- WHAT THE TASK ASKS
Give only the number of lines in the data that include the string "nyomozása".

- INPUT FOR THIS TASK
*-*-*

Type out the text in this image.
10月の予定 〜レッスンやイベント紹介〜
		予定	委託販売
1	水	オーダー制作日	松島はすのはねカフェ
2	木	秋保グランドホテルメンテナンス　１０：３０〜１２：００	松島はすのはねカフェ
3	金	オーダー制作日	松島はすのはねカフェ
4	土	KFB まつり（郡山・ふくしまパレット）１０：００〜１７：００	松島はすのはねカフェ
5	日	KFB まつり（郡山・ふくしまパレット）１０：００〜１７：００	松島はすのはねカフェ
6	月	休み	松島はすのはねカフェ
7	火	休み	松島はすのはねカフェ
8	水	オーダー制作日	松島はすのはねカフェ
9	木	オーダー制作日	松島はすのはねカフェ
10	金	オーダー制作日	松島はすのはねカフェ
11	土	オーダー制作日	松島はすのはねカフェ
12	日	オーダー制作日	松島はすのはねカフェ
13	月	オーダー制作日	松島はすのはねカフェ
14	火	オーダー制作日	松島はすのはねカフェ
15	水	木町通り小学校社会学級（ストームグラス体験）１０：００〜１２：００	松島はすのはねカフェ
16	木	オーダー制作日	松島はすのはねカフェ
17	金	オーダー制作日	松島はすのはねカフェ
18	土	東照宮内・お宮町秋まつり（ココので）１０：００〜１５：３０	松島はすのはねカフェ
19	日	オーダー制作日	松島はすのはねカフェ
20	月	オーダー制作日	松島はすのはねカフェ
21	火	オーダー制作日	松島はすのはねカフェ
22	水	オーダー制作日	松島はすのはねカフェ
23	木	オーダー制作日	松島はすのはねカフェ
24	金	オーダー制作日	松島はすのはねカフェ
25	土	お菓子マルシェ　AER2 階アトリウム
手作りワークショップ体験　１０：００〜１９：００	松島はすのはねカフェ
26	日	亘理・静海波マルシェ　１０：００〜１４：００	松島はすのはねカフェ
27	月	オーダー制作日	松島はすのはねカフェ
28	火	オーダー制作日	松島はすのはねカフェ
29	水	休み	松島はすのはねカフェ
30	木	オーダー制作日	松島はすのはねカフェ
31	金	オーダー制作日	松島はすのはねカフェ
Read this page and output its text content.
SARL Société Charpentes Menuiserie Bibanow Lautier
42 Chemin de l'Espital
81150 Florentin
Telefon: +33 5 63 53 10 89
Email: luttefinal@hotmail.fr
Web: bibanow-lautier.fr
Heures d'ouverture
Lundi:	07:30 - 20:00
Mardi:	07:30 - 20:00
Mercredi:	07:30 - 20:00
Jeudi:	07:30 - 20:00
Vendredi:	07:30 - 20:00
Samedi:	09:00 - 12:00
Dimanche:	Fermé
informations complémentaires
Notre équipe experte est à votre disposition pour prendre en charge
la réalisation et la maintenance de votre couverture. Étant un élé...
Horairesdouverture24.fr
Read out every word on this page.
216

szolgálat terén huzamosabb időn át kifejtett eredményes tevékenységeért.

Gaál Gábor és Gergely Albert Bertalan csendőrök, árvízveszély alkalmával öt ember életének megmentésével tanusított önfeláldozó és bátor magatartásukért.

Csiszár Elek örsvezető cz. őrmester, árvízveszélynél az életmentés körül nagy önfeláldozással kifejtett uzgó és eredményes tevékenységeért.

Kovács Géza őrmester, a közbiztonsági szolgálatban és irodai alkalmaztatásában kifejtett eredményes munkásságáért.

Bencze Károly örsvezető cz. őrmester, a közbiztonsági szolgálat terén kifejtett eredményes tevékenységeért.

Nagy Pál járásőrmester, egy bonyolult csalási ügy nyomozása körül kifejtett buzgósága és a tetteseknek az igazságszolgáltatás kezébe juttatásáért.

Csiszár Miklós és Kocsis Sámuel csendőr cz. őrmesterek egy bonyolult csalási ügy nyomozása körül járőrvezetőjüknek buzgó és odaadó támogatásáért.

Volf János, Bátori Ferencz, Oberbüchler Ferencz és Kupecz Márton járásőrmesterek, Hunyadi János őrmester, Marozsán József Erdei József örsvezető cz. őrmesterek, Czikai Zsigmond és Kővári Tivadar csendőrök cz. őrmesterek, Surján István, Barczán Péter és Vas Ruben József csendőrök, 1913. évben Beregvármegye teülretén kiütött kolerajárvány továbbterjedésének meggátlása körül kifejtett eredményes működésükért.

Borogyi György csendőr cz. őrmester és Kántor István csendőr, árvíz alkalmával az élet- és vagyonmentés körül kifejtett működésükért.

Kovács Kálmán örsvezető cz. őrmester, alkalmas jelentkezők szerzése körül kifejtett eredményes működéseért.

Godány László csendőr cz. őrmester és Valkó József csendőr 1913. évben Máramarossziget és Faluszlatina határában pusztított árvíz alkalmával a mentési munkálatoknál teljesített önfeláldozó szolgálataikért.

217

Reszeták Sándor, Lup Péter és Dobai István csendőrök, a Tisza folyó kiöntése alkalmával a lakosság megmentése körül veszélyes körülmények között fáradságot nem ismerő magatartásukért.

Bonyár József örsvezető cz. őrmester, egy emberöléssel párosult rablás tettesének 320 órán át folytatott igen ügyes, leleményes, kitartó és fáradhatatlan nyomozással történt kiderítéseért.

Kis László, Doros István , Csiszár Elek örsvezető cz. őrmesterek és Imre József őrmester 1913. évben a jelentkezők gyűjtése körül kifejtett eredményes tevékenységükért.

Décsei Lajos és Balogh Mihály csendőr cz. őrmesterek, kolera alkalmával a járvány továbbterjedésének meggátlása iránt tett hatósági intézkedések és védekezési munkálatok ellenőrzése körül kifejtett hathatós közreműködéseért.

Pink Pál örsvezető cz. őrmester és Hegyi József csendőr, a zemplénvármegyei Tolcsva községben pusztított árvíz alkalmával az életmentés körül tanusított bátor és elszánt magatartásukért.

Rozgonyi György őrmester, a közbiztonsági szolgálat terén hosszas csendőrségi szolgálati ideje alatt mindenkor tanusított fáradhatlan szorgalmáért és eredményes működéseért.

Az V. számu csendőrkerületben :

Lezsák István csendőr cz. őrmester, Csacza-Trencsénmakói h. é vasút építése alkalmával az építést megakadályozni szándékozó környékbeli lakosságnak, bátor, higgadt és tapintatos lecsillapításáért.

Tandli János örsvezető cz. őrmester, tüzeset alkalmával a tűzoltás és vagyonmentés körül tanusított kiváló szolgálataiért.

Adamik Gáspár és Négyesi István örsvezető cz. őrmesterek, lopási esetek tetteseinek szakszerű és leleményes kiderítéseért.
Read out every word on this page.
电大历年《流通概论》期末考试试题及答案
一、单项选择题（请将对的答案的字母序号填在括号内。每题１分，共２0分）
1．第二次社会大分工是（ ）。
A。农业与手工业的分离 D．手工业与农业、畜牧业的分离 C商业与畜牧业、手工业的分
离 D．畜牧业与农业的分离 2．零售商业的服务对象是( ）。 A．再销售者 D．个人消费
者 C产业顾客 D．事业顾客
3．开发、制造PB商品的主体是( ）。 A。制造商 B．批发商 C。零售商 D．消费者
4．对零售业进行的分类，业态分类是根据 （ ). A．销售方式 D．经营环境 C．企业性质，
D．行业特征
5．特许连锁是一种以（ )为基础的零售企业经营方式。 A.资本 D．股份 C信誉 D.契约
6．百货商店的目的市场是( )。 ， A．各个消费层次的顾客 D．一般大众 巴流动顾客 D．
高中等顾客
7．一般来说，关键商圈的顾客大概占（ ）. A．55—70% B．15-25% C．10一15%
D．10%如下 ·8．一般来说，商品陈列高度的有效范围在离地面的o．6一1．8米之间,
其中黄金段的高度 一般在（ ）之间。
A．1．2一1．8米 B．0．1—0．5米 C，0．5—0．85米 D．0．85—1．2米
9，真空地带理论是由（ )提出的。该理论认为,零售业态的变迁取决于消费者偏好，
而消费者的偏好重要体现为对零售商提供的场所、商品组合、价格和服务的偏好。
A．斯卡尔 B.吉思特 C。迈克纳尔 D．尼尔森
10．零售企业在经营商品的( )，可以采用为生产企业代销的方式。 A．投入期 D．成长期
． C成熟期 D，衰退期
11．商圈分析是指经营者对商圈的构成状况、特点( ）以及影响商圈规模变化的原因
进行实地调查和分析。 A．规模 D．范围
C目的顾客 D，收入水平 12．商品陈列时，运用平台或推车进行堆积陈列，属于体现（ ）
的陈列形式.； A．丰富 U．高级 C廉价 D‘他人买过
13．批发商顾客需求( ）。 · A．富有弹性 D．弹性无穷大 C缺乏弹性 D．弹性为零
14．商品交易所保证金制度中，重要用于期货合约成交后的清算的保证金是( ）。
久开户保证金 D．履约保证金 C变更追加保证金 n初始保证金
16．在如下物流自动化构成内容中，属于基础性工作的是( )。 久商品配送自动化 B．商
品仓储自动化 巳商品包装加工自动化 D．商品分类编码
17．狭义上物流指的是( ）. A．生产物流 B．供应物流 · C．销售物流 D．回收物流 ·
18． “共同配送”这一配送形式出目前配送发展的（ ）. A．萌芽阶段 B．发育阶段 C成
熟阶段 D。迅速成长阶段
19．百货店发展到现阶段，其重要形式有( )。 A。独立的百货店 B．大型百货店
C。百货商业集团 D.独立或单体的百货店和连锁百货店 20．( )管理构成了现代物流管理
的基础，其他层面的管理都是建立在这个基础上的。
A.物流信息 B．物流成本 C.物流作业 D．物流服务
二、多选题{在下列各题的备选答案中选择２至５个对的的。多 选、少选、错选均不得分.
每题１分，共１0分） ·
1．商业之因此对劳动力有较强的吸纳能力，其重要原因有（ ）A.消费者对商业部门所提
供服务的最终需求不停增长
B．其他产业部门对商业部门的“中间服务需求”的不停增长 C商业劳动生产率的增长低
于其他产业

*-*-*

- EXERCISE RESPONSE
2